═════ Records shown ═════

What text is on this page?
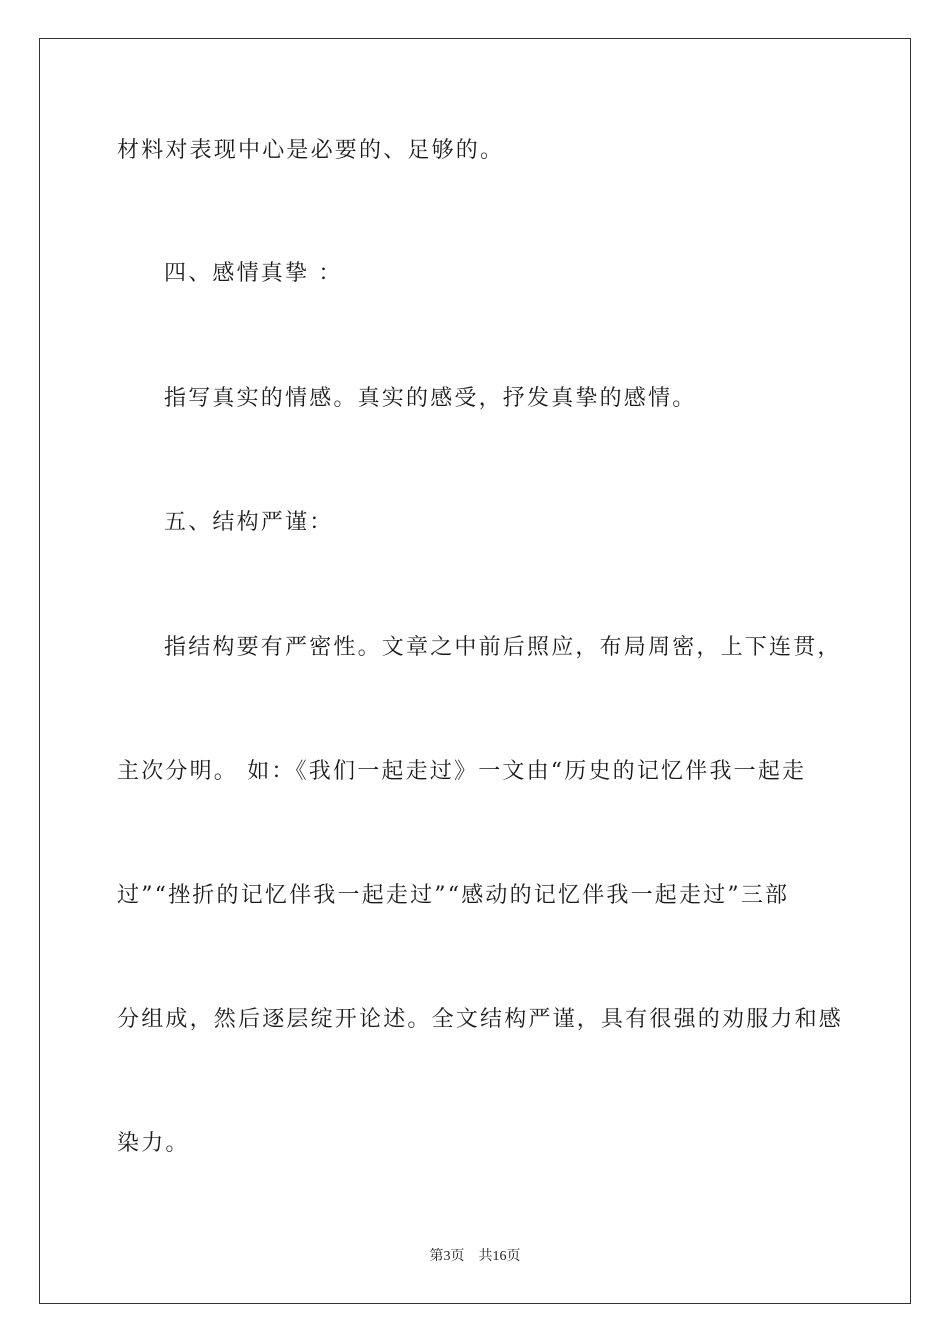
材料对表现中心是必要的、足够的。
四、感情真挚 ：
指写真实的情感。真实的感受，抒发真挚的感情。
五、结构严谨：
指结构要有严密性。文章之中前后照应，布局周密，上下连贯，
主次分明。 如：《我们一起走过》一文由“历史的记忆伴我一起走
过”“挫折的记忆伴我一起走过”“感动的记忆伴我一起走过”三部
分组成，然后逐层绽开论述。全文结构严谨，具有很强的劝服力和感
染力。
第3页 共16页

═════

Written instruction: Make an exact copy of the records shown above, without the pictures.

Response:
What text is on this page?
材料对表现中心是必要的、足够的。
四、感情真挚 ：
指写真实的情感。真实的感受，抒发真挚的感情。
五、结构严谨：
指结构要有严密性。文章之中前后照应，布局周密，上下连贯，
主次分明。 如：《我们一起走过》一文由“历史的记忆伴我一起走
过”“挫折的记忆伴我一起走过”“感动的记忆伴我一起走过”三部
分组成，然后逐层绽开论述。全文结构严谨，具有很强的劝服力和感
染力。
第3页 共16页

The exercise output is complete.